Read through the material below and find each line that has the word "title"; copy it.

··········

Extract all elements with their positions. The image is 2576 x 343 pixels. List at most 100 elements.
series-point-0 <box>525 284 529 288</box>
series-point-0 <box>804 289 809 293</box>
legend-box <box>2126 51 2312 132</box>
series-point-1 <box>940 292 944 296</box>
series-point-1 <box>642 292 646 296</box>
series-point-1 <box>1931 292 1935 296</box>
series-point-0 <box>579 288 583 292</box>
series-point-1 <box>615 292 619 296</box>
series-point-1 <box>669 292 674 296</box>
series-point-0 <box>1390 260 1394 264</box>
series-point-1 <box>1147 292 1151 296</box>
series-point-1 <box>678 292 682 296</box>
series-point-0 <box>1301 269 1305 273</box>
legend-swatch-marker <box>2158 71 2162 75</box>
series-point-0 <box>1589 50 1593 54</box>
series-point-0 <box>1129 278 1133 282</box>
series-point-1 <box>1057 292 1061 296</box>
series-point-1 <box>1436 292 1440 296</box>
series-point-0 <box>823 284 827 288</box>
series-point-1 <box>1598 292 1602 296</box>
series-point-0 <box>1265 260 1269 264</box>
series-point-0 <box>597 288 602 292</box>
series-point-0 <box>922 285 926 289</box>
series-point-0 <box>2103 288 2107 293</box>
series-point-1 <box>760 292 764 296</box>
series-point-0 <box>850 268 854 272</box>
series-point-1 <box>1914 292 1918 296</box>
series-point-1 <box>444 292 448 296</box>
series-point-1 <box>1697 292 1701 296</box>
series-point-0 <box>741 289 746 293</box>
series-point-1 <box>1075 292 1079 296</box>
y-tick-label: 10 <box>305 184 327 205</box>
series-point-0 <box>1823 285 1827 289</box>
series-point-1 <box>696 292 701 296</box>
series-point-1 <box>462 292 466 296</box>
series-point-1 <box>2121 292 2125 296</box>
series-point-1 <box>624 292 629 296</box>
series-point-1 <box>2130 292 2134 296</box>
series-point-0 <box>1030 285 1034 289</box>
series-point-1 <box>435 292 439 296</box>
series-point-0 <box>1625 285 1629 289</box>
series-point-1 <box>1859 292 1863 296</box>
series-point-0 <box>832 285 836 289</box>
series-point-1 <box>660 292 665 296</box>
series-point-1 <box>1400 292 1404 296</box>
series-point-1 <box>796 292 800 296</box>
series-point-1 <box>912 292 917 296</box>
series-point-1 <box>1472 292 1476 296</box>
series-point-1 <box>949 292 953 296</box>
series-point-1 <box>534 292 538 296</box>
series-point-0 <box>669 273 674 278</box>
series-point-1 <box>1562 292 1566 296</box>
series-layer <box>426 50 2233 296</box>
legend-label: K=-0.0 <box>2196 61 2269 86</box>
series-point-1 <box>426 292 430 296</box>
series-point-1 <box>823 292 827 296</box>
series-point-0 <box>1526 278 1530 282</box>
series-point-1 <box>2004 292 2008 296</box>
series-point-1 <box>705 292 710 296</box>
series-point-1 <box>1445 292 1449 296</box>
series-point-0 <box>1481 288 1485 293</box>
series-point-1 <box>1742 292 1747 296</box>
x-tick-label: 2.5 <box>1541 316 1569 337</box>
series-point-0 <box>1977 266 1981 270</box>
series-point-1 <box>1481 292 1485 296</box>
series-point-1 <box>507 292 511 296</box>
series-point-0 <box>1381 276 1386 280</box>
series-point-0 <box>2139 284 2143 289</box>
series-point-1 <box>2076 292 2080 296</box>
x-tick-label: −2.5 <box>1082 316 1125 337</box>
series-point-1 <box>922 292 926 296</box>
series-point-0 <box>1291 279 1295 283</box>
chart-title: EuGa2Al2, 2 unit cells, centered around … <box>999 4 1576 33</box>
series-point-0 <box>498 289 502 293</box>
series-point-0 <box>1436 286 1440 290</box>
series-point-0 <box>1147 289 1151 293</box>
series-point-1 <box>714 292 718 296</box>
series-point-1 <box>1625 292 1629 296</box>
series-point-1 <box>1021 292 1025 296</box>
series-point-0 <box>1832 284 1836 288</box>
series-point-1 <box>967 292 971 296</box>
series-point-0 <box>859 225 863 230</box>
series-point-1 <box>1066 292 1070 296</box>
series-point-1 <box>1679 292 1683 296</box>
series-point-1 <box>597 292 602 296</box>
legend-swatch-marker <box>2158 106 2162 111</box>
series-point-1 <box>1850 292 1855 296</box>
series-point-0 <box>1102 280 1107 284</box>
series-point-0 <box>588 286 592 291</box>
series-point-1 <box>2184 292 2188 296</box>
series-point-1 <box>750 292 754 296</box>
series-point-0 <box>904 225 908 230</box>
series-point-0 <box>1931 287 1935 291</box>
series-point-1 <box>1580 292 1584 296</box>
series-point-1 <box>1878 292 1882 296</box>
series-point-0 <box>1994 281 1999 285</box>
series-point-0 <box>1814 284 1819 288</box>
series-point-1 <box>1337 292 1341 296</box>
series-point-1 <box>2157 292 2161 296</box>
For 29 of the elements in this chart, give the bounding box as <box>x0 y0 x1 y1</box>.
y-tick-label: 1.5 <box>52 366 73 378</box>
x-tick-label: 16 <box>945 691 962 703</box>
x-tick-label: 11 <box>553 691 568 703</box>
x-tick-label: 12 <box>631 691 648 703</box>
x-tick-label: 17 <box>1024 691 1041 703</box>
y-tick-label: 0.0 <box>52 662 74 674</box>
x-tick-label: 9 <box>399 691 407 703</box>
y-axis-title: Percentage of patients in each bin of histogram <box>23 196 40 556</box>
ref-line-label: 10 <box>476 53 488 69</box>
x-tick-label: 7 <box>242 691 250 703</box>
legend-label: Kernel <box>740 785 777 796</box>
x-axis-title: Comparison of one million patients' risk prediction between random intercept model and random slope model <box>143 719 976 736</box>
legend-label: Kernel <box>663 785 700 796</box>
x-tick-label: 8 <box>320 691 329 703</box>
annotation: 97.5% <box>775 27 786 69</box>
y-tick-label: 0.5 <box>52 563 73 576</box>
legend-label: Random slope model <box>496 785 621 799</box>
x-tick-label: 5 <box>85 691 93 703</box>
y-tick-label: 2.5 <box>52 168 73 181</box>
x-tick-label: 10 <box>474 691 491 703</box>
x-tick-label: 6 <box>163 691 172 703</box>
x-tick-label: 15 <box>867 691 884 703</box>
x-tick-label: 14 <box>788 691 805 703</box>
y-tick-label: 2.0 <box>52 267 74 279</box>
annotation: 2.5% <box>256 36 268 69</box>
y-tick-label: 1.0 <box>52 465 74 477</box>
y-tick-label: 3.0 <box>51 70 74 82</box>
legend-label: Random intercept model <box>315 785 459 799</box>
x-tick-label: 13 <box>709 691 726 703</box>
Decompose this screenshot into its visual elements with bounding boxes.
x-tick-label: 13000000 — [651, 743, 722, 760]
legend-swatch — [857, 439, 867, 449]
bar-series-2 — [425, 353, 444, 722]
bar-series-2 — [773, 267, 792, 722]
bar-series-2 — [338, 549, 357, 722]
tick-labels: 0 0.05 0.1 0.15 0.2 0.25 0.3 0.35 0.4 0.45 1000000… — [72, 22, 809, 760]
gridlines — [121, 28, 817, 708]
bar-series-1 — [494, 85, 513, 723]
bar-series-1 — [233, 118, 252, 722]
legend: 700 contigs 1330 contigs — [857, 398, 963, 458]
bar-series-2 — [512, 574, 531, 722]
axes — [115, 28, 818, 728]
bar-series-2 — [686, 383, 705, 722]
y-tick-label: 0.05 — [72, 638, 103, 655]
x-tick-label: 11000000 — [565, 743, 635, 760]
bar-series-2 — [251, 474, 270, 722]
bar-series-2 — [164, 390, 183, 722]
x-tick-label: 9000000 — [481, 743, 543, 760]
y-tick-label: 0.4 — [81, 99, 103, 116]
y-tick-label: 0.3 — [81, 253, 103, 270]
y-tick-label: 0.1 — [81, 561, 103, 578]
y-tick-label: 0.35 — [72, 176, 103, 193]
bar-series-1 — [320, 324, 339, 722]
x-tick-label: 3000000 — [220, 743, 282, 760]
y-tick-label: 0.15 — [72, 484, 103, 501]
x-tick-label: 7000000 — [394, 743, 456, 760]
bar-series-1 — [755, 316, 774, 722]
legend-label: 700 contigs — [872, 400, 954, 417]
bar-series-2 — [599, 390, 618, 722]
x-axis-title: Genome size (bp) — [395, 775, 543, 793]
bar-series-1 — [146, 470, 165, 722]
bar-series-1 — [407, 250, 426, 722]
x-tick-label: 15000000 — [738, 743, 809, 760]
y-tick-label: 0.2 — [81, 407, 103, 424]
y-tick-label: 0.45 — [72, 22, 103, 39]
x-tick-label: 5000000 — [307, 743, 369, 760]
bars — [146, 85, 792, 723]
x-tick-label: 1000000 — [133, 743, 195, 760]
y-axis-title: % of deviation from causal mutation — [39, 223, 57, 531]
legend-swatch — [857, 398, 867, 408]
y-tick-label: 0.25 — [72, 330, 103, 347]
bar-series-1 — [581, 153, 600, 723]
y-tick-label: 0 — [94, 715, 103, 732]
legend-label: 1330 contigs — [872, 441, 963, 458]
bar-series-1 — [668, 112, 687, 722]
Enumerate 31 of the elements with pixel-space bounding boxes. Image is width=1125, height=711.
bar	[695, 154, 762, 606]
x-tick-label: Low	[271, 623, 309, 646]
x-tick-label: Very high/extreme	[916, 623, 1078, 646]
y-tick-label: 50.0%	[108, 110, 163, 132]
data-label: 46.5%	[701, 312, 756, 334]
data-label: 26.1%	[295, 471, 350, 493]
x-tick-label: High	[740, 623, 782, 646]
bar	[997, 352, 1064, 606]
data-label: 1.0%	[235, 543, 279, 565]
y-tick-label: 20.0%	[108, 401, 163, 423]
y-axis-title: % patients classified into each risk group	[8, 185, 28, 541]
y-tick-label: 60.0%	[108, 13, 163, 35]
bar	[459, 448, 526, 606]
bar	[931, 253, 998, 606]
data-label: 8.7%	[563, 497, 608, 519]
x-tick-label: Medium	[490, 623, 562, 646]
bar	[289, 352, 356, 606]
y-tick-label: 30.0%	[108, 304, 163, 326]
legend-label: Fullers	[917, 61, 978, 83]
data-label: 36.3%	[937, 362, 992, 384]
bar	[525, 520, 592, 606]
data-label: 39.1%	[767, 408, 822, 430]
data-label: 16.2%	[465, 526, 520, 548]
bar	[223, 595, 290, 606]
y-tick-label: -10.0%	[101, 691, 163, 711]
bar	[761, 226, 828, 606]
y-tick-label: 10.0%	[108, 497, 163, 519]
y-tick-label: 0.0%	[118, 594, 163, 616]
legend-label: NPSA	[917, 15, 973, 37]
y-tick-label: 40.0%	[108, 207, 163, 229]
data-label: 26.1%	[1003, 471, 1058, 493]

··········

= RESPONSE =
chart-title: EuGa2Al2, 2 unit cells, centered around … <box>999 4 1576 33</box>
y-axis-title: Percentage of patients in each bin of histogram <box>23 196 40 556</box>
x-axis-title: Comparison of one million patients' risk prediction between random intercept model and random slope model <box>143 719 976 736</box>
x-axis-title: Genome size (bp) — [395, 775, 543, 793]
y-axis-title: % of deviation from causal mutation — [39, 223, 57, 531]
y-axis-title: % patients classified into each risk group	[8, 185, 28, 541]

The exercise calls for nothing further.